Start Input records
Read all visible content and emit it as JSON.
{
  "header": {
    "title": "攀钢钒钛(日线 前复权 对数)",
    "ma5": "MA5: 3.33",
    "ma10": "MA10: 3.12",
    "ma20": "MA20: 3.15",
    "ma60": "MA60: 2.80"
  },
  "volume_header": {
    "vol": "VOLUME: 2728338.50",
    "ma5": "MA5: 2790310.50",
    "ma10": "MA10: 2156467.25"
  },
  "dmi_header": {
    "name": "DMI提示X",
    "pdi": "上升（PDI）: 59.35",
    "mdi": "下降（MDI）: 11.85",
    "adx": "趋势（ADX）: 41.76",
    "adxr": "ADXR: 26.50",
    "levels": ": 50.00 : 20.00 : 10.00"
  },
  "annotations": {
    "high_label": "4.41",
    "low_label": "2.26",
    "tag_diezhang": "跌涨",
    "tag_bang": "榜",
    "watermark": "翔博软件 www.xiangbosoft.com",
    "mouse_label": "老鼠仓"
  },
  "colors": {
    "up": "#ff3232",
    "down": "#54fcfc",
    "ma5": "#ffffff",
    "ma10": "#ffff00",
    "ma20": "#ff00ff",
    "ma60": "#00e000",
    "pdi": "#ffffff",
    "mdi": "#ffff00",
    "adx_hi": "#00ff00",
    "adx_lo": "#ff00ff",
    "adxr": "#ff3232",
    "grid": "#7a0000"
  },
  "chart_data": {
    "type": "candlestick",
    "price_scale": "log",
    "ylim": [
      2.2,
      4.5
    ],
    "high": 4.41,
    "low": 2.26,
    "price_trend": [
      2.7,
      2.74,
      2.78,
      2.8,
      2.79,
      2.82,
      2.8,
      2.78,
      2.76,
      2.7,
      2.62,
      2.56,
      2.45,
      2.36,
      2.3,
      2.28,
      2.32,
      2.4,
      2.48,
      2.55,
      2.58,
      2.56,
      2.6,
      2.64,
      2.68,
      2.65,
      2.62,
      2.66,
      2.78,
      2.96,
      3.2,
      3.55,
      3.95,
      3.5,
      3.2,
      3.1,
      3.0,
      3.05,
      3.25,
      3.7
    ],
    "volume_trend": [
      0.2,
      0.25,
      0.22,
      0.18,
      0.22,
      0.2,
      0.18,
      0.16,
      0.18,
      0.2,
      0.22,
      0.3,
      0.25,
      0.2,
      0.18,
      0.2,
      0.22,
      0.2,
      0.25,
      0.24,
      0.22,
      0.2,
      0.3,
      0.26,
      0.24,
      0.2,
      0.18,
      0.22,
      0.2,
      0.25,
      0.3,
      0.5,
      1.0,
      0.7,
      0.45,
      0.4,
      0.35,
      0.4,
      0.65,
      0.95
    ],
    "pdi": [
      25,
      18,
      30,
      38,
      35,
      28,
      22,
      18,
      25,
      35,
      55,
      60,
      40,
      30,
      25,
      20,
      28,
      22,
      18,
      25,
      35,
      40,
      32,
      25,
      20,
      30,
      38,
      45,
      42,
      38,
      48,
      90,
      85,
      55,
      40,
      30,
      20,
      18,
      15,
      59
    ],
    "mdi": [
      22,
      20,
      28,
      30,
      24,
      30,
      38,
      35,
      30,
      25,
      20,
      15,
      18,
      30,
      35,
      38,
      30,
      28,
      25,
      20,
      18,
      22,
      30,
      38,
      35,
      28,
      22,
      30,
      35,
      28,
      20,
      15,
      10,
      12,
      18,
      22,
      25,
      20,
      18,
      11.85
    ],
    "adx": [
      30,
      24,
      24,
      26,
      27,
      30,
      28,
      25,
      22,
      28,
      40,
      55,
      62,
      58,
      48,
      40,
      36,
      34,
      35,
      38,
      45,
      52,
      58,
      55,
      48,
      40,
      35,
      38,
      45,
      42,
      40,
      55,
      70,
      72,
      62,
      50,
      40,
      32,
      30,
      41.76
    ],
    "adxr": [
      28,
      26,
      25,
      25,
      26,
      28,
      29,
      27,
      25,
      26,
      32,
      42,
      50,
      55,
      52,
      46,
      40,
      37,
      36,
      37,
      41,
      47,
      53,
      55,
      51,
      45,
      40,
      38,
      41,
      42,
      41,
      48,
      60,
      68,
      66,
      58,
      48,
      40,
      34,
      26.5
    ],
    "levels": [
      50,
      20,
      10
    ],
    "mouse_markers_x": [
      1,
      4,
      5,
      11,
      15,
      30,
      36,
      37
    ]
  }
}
End Input records
### Instruction
Reproduce the entire listing word for word.

### The reply
Read all visible content and emit it as JSON.
{
  "header": {
    "title": "攀钢钒钛(日线 前复权 对数)",
    "ma5": "MA5: 3.33",
    "ma10": "MA10: 3.12",
    "ma20": "MA20: 3.15",
    "ma60": "MA60: 2.80"
  },
  "volume_header": {
    "vol": "VOLUME: 2728338.50",
    "ma5": "MA5: 2790310.50",
    "ma10": "MA10: 2156467.25"
  },
  "dmi_header": {
    "name": "DMI提示X",
    "pdi": "上升（PDI）: 59.35",
    "mdi": "下降（MDI）: 11.85",
    "adx": "趋势（ADX）: 41.76",
    "adxr": "ADXR: 26.50",
    "levels": ": 50.00 : 20.00 : 10.00"
  },
  "annotations": {
    "high_label": "4.41",
    "low_label": "2.26",
    "tag_diezhang": "跌涨",
    "tag_bang": "榜",
    "watermark": "翔博软件 www.xiangbosoft.com",
    "mouse_label": "老鼠仓"
  },
  "colors": {
    "up": "#ff3232",
    "down": "#54fcfc",
    "ma5": "#ffffff",
    "ma10": "#ffff00",
    "ma20": "#ff00ff",
    "ma60": "#00e000",
    "pdi": "#ffffff",
    "mdi": "#ffff00",
    "adx_hi": "#00ff00",
    "adx_lo": "#ff00ff",
    "adxr": "#ff3232",
    "grid": "#7a0000"
  },
  "chart_data": {
    "type": "candlestick",
    "price_scale": "log",
    "ylim": [
      2.2,
      4.5
    ],
    "high": 4.41,
    "low": 2.26,
    "price_trend": [
      2.7,
      2.74,
      2.78,
      2.8,
      2.79,
      2.82,
      2.8,
      2.78,
      2.76,
      2.7,
      2.62,
      2.56,
      2.45,
      2.36,
      2.3,
      2.28,
      2.32,
      2.4,
      2.48,
      2.55,
      2.58,
      2.56,
      2.6,
      2.64,
      2.68,
      2.65,
      2.62,
      2.66,
      2.78,
      2.96,
      3.2,
      3.55,
      3.95,
      3.5,
      3.2,
      3.1,
      3.0,
      3.05,
      3.25,
      3.7
    ],
    "volume_trend": [
      0.2,
      0.25,
      0.22,
      0.18,
      0.22,
      0.2,
      0.18,
      0.16,
      0.18,
      0.2,
      0.22,
      0.3,
      0.25,
      0.2,
      0.18,
      0.2,
      0.22,
      0.2,
      0.25,
      0.24,
      0.22,
      0.2,
      0.3,
      0.26,
      0.24,
      0.2,
      0.18,
      0.22,
      0.2,
      0.25,
      0.3,
      0.5,
      1.0,
      0.7,
      0.45,
      0.4,
      0.35,
      0.4,
      0.65,
      0.95
    ],
    "pdi": [
      25,
      18,
      30,
      38,
      35,
      28,
      22,
      18,
      25,
      35,
      55,
      60,
      40,
      30,
      25,
      20,
      28,
      22,
      18,
      25,
      35,
      40,
      32,
      25,
      20,
      30,
      38,
      45,
      42,
      38,
      48,
      90,
      85,
      55,
      40,
      30,
      20,
      18,
      15,
      59
    ],
    "mdi": [
      22,
      20,
      28,
      30,
      24,
      30,
      38,
      35,
      30,
      25,
      20,
      15,
      18,
      30,
      35,
      38,
      30,
      28,
      25,
      20,
      18,
      22,
      30,
      38,
      35,
      28,
      22,
      30,
      35,
      28,
      20,
      15,
      10,
      12,
      18,
      22,
      25,
      20,
      18,
      11.85
    ],
    "adx": [
      30,
      24,
      24,
      26,
      27,
      30,
      28,
      25,
      22,
      28,
      40,
      55,
      62,
      58,
      48,
      40,
      36,
      34,
      35,
      38,
      45,
      52,
      58,
      55,
      48,
      40,
      35,
      38,
      45,
      42,
      40,
      55,
      70,
      72,
      62,
      50,
      40,
      32,
      30,
      41.76
    ],
    "adxr": [
      28,
      26,
      25,
      25,
      26,
      28,
      29,
      27,
      25,
      26,
      32,
      42,
      50,
      55,
      52,
      46,
      40,
      37,
      36,
      37,
      41,
      47,
      53,
      55,
      51,
      45,
      40,
      38,
      41,
      42,
      41,
      48,
      60,
      68,
      66,
      58,
      48,
      40,
      34,
      26.5
    ],
    "levels": [
      50,
      20,
      10
    ],
    "mouse_markers_x": [
      1,
      4,
      5,
      11,
      15,
      30,
      36,
      37
    ]
  }
}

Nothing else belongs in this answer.